(WHAT THE TASK REQUIRES):
Show all lines of the listing that hold the word "name".

(RECORDS TO PROCESS):
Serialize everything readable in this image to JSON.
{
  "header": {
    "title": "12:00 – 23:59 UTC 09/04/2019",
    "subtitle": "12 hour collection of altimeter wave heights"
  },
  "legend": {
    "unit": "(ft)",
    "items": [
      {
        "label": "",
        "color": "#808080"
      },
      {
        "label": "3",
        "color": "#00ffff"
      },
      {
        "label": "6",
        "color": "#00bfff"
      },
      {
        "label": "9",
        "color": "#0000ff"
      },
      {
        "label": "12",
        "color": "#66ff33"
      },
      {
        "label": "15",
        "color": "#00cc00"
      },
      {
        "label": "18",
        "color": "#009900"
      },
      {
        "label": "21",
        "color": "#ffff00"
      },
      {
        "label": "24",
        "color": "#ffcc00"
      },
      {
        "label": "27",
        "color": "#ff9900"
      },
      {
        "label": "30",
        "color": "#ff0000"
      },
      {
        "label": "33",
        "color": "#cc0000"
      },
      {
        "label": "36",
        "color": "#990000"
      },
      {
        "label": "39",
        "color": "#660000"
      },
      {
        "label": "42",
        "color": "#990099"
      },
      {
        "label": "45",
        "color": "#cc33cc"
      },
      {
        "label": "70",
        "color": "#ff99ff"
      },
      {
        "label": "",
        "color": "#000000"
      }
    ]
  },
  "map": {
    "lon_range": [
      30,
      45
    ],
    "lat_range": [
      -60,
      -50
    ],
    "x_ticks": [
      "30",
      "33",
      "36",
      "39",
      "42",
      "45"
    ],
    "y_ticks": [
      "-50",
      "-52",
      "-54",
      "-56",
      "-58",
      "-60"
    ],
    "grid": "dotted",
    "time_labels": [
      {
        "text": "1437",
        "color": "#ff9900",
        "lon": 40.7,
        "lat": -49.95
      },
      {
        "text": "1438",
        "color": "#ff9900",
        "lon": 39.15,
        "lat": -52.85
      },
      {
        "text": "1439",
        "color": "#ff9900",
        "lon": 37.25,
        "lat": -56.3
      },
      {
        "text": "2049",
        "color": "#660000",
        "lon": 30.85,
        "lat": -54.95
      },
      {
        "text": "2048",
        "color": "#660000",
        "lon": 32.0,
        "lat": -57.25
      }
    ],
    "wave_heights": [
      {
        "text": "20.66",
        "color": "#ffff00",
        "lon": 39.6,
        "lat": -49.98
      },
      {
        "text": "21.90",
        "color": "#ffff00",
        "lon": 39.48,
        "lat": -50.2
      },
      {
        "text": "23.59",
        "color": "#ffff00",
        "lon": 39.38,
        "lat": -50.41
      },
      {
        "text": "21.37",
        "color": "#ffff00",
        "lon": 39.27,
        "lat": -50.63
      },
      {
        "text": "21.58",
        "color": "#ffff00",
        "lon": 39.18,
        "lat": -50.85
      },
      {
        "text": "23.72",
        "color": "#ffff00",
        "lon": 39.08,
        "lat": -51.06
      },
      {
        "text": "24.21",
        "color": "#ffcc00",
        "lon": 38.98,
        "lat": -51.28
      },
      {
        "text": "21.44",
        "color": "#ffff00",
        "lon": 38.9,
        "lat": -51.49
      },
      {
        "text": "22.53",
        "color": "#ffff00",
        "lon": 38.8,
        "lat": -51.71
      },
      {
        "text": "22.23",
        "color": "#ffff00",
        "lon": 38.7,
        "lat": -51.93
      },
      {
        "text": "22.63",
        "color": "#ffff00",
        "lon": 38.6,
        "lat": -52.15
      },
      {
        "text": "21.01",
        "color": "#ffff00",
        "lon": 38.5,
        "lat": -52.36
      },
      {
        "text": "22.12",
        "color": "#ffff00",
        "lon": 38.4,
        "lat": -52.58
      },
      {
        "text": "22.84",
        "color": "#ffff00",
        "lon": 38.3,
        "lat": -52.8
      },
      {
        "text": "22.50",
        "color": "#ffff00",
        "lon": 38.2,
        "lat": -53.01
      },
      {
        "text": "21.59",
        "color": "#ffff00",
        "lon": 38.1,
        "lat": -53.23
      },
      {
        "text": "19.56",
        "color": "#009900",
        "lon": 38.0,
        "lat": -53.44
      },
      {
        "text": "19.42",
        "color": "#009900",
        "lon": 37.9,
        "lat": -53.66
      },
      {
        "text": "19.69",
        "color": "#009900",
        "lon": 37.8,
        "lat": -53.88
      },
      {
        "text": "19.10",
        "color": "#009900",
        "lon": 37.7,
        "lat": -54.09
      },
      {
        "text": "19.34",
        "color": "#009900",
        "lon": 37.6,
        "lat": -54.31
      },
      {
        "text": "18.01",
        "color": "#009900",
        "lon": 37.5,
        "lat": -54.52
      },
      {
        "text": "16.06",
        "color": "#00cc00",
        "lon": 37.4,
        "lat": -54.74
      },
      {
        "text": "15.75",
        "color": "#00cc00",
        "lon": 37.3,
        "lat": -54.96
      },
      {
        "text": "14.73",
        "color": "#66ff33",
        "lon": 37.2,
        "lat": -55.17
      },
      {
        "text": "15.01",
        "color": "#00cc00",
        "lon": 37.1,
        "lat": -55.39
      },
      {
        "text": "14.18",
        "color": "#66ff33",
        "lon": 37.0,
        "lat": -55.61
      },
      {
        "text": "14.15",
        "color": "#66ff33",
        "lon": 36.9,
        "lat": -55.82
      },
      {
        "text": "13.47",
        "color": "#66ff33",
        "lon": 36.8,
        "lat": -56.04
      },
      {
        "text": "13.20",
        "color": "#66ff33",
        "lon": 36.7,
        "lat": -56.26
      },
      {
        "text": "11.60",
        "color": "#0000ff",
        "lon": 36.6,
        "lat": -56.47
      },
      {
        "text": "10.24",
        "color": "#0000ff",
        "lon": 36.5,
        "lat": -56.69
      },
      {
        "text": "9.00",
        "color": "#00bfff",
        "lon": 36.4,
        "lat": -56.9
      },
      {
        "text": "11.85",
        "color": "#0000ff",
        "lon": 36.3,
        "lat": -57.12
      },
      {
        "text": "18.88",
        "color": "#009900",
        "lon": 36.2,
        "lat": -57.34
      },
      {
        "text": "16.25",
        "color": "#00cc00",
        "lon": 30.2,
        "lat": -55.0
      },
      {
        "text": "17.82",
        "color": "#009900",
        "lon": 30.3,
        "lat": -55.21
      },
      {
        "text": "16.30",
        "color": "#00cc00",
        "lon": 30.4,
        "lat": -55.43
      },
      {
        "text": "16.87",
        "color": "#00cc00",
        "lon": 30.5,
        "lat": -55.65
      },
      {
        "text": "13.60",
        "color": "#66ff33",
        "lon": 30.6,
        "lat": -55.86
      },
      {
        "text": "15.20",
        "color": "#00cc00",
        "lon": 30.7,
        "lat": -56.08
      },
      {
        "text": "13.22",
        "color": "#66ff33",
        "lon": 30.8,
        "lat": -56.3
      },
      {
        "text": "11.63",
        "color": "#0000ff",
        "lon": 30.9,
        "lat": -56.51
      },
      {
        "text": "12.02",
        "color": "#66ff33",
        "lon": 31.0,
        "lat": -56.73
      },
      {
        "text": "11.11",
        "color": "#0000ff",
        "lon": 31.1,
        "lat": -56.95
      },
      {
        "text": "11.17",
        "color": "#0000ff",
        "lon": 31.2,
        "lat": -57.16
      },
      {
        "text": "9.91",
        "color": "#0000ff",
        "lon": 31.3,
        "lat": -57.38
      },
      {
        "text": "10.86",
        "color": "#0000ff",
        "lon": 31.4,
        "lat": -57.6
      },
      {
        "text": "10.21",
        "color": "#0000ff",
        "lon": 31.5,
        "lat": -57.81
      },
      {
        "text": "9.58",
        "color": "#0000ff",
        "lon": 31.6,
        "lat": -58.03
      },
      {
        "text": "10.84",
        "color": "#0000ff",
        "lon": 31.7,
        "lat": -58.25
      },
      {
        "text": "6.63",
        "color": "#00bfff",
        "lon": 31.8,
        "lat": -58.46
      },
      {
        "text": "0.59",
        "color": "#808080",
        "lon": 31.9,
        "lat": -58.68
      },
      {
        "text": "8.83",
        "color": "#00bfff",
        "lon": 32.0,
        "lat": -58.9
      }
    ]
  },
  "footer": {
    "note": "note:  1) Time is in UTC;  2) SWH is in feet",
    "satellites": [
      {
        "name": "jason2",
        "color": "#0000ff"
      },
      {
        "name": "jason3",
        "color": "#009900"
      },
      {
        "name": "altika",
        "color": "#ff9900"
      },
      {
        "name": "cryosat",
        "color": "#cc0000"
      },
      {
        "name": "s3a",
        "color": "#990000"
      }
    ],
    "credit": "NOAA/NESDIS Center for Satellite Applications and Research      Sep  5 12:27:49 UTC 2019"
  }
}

(OUTPUT FOR THIS TASK):
        "name": "jason2",
        "name": "jason3",
        "name": "altika",
        "name": "cryosat",
        "name": "s3a",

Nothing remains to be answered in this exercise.